** Begin **

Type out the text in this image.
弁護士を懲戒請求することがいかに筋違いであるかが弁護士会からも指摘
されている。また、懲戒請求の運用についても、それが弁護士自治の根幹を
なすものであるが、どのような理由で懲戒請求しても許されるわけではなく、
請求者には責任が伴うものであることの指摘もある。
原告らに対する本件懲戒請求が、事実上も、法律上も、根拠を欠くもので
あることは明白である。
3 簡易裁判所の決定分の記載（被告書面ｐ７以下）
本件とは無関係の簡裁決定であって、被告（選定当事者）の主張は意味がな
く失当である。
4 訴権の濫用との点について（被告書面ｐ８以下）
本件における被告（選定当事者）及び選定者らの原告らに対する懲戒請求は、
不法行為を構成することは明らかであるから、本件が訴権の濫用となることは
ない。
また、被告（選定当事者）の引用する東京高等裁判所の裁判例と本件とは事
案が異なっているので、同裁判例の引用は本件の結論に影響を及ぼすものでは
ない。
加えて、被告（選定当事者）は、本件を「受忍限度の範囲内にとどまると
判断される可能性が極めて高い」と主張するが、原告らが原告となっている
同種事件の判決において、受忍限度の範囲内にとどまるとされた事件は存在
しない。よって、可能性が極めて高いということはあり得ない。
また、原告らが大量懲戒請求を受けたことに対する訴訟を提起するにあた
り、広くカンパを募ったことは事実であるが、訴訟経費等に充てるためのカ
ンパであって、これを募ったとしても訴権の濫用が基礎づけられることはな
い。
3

** End **

▶ [INSTRUCTIONS FOR THE TASK]:
Using the listing above, work out how many of its lines include "選定当事者", and give only the result.

▶ [RESPONSE TO THE TASK]:
4